- [Objective]
Quote all lines below exactly. Images stay out.

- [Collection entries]
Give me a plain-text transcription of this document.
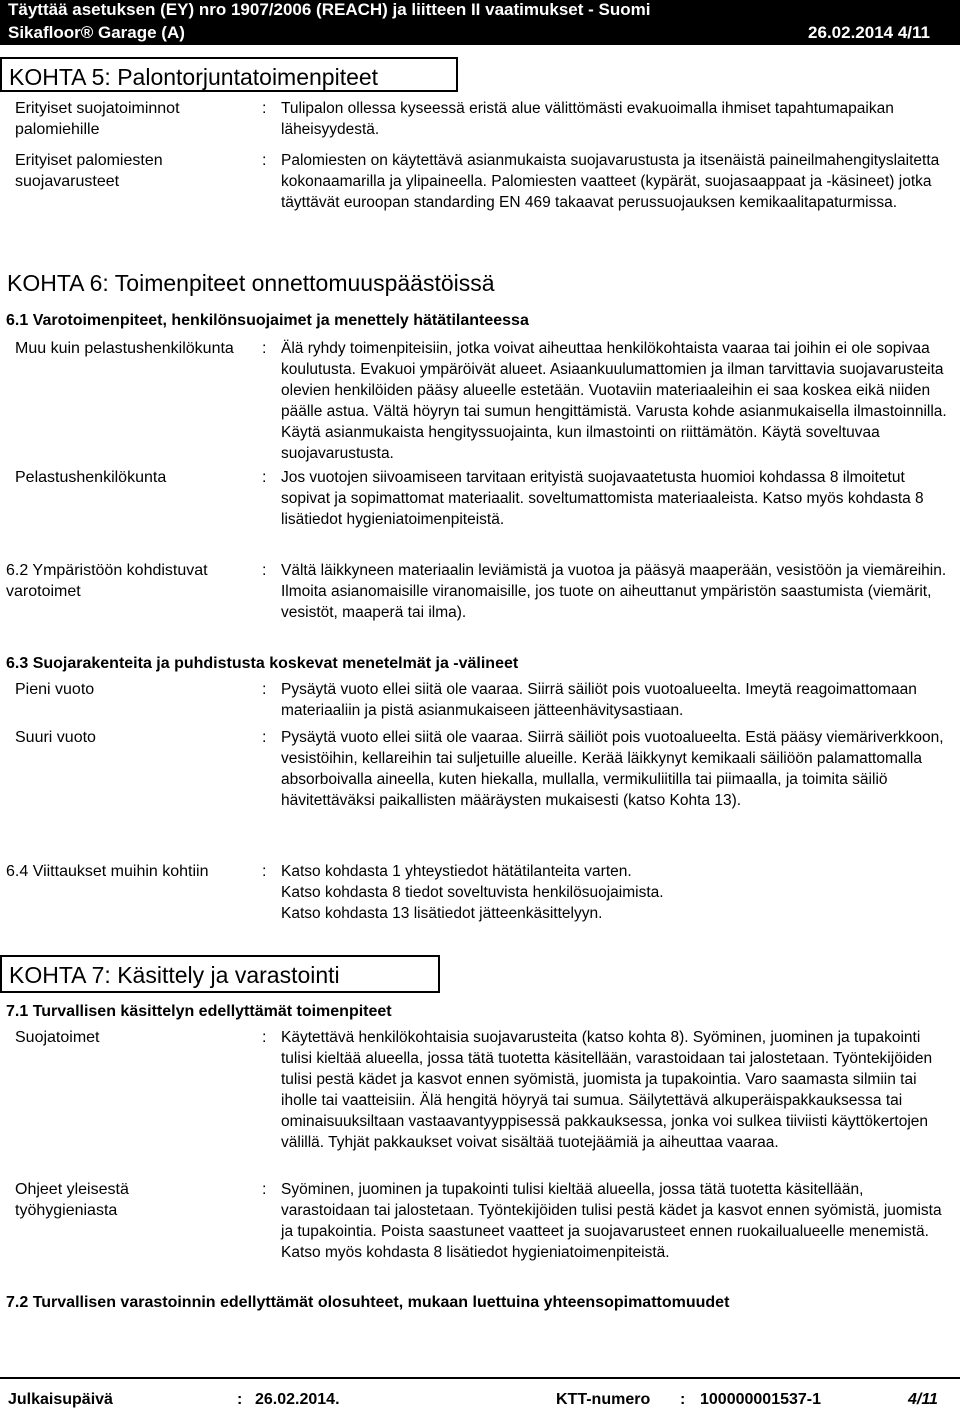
Täyttää asetuksen (EY) nro 1907/2006 (REACH) ja liitteen II vaatimukset - Suomi
Sikafloor® Garage (A)	26.02.2014 4/11
KOHTA 5: Palontorjuntatoimenpiteet
Erityiset suojatoiminnot palomiehille
: Tulipalon ollessa kyseessä eristä alue välittömästi evakuoimalla ihmiset tapahtumapaikan läheisyydestä.
Erityiset palomiesten suojavarusteet
: Palomiesten on käytettävä asianmukaista suojavarustusta ja itsenäistä paineilmahengityslaitetta kokonaamarilla ja ylipaineella. Palomiesten vaatteet (kypärät, suojasaappaat ja -käsineet) jotka täyttävät euroopan standarding EN 469 takaavat perussuojauksen kemikaalitapaturmissa.
KOHTA 6: Toimenpiteet onnettomuuspäästöissä
6.1 Varotoimenpiteet, henkilönsuojaimet ja menettely hätätilanteessa
Muu kuin pelastushenkilökunta	: Älä ryhdy toimenpiteisiin, jotka voivat aiheuttaa henkilökohtaista vaaraa tai joihin ei ole sopivaa koulutusta. Evakuoi ympäröivät alueet. Asiaankuulumattomien ja ilman tarvittavia suojavarusteita olevien henkilöiden pääsy alueelle estetään. Vuotaviin materiaaleihin ei saa koskea eikä niiden päälle astua. Vältä höyryn tai sumun hengittämistä. Varusta kohde asianmukaisella ilmastoinnilla. Käytä asianmukaista hengityssuojainta, kun ilmastointi on riittämätön. Käytä soveltuvaa suojavarustusta.
Pelastushenkilökunta	: Jos vuotojen siivoamiseen tarvitaan erityistä suojavaatetusta huomioi kohdassa 8 ilmoitetut sopivat ja sopimattomat materiaalit. soveltumattomista materiaaleista. Katso myös kohdasta 8 lisätiedot hygieniatoimenpiteistä.
6.2 Ympäristöön kohdistuvat varotoimet
: Vältä läikkyneen materiaalin leviämistä ja vuotoa ja pääsyä maaperään, vesistöön ja viemäreihin. Ilmoita asianomaisille viranomaisille, jos tuote on aiheuttanut ympäristön saastumista (viemärit, vesistöt, maaperä tai ilma).
6.3 Suojarakenteita ja puhdistusta koskevat menetelmät ja -välineet
Pieni vuoto	: Pysäytä vuoto ellei siitä ole vaaraa. Siirrä säiliöt pois vuotoalueelta. Imeytä reagoimattomaan materiaaliin ja pistä asianmukaiseen jätteenhävitysastiaan.
Suuri vuoto	: Pysäytä vuoto ellei siitä ole vaaraa. Siirrä säiliöt pois vuotoalueelta. Estä pääsy viemäriverkkoon, vesistöihin, kellareihin tai suljetuille alueille. Kerää läikkynyt kemikaali säiliöön palamattomalla absorboivalla aineella, kuten hiekalla, mullalla, vermikuliitilla tai piimaalla, ja toimita säiliö hävitettäväksi paikallisten määräysten mukaisesti (katso Kohta 13).
6.4 Viittaukset muihin kohtiin	: Katso kohdasta 1 yhteystiedot hätätilanteita varten.
Katso kohdasta 8 tiedot soveltuvista henkilösuojaimista.
Katso kohdasta 13 lisätiedot jätteenkäsittelyyn.
KOHTA 7: Käsittely ja varastointi
7.1 Turvallisen käsittelyn edellyttämät toimenpiteet
Suojatoimet	: Käytettävä henkilökohtaisia suojavarusteita (katso kohta 8). Syöminen, juominen ja tupakointi tulisi kieltää alueella, jossa tätä tuotetta käsitellään, varastoidaan tai jalostetaan. Työntekijöiden tulisi pestä kädet ja kasvot ennen syömistä, juomista ja tupakointia. Varo saamasta silmiin tai iholle tai vaatteisiin. Älä hengitä höyryä tai sumua. Säilytettävä alkuperäispakkauksessa tai ominaisuuksiltaan vastaavantyyppisessä pakkauksessa, jonka voi sulkea tiiviisti käyttökertojen välillä. Tyhjät pakkaukset voivat sisältää tuotejäämiä ja aiheuttaa vaaraa.
Ohjeet yleisestä työhygieniasta
: Syöminen, juominen ja tupakointi tulisi kieltää alueella, jossa tätä tuotetta käsitellään, varastoidaan tai jalostetaan. Työntekijöiden tulisi pestä kädet ja kasvot ennen syömistä, juomista ja tupakointia. Poista saastuneet vaatteet ja suojavarusteet ennen ruokailualueelle menemistä. Katso myös kohdasta 8 lisätiedot hygieniatoimenpiteistä.
7.2 Turvallisen varastoinnin edellyttämät olosuhteet, mukaan luettuina yhteensopimattomuudet
Julkaisupäivä	: 26.02.2014.	KTT-numero : 100000001537-1	4/11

- [Result for this exercise]
Give me a plain-text transcription of this document.
Täyttää asetuksen (EY) nro 1907/2006 (REACH) ja liitteen II vaatimukset - Suomi
Sikafloor® Garage (A)	26.02.2014 4/11
KOHTA 5: Palontorjuntatoimenpiteet
Erityiset suojatoiminnot palomiehille
: Tulipalon ollessa kyseessä eristä alue välittömästi evakuoimalla ihmiset tapahtumapaikan läheisyydestä.
Erityiset palomiesten suojavarusteet
: Palomiesten on käytettävä asianmukaista suojavarustusta ja itsenäistä paineilmahengityslaitetta kokonaamarilla ja ylipaineella. Palomiesten vaatteet (kypärät, suojasaappaat ja -käsineet) jotka täyttävät euroopan standarding EN 469 takaavat perussuojauksen kemikaalitapaturmissa.
KOHTA 6: Toimenpiteet onnettomuuspäästöissä
6.1 Varotoimenpiteet, henkilönsuojaimet ja menettely hätätilanteessa
Muu kuin pelastushenkilökunta	: Älä ryhdy toimenpiteisiin, jotka voivat aiheuttaa henkilökohtaista vaaraa tai joihin ei ole sopivaa koulutusta. Evakuoi ympäröivät alueet. Asiaankuulumattomien ja ilman tarvittavia suojavarusteita olevien henkilöiden pääsy alueelle estetään. Vuotaviin materiaaleihin ei saa koskea eikä niiden päälle astua. Vältä höyryn tai sumun hengittämistä. Varusta kohde asianmukaisella ilmastoinnilla. Käytä asianmukaista hengityssuojainta, kun ilmastointi on riittämätön. Käytä soveltuvaa suojavarustusta.
Pelastushenkilökunta	: Jos vuotojen siivoamiseen tarvitaan erityistä suojavaatetusta huomioi kohdassa 8 ilmoitetut sopivat ja sopimattomat materiaalit. soveltumattomista materiaaleista. Katso myös kohdasta 8 lisätiedot hygieniatoimenpiteistä.
6.2 Ympäristöön kohdistuvat varotoimet
: Vältä läikkyneen materiaalin leviämistä ja vuotoa ja pääsyä maaperään, vesistöön ja viemäreihin. Ilmoita asianomaisille viranomaisille, jos tuote on aiheuttanut ympäristön saastumista (viemärit, vesistöt, maaperä tai ilma).
6.3 Suojarakenteita ja puhdistusta koskevat menetelmät ja -välineet
Pieni vuoto	: Pysäytä vuoto ellei siitä ole vaaraa. Siirrä säiliöt pois vuotoalueelta. Imeytä reagoimattomaan materiaaliin ja pistä asianmukaiseen jätteenhävitysastiaan.
Suuri vuoto	: Pysäytä vuoto ellei siitä ole vaaraa. Siirrä säiliöt pois vuotoalueelta. Estä pääsy viemäriverkkoon, vesistöihin, kellareihin tai suljetuille alueille. Kerää läikkynyt kemikaali säiliöön palamattomalla absorboivalla aineella, kuten hiekalla, mullalla, vermikuliitilla tai piimaalla, ja toimita säiliö hävitettäväksi paikallisten määräysten mukaisesti (katso Kohta 13).
6.4 Viittaukset muihin kohtiin	: Katso kohdasta 1 yhteystiedot hätätilanteita varten.
Katso kohdasta 8 tiedot soveltuvista henkilösuojaimista.
Katso kohdasta 13 lisätiedot jätteenkäsittelyyn.
KOHTA 7: Käsittely ja varastointi
7.1 Turvallisen käsittelyn edellyttämät toimenpiteet
Suojatoimet	: Käytettävä henkilökohtaisia suojavarusteita (katso kohta 8). Syöminen, juominen ja tupakointi tulisi kieltää alueella, jossa tätä tuotetta käsitellään, varastoidaan tai jalostetaan. Työntekijöiden tulisi pestä kädet ja kasvot ennen syömistä, juomista ja tupakointia. Varo saamasta silmiin tai iholle tai vaatteisiin. Älä hengitä höyryä tai sumua. Säilytettävä alkuperäispakkauksessa tai ominaisuuksiltaan vastaavantyyppisessä pakkauksessa, jonka voi sulkea tiiviisti käyttökertojen välillä. Tyhjät pakkaukset voivat sisältää tuotejäämiä ja aiheuttaa vaaraa.
Ohjeet yleisestä työhygieniasta
: Syöminen, juominen ja tupakointi tulisi kieltää alueella, jossa tätä tuotetta käsitellään, varastoidaan tai jalostetaan. Työntekijöiden tulisi pestä kädet ja kasvot ennen syömistä, juomista ja tupakointia. Poista saastuneet vaatteet ja suojavarusteet ennen ruokailualueelle menemistä. Katso myös kohdasta 8 lisätiedot hygieniatoimenpiteistä.
7.2 Turvallisen varastoinnin edellyttämät olosuhteet, mukaan luettuina yhteensopimattomuudet
Julkaisupäivä	: 26.02.2014.	KTT-numero : 100000001537-1	4/11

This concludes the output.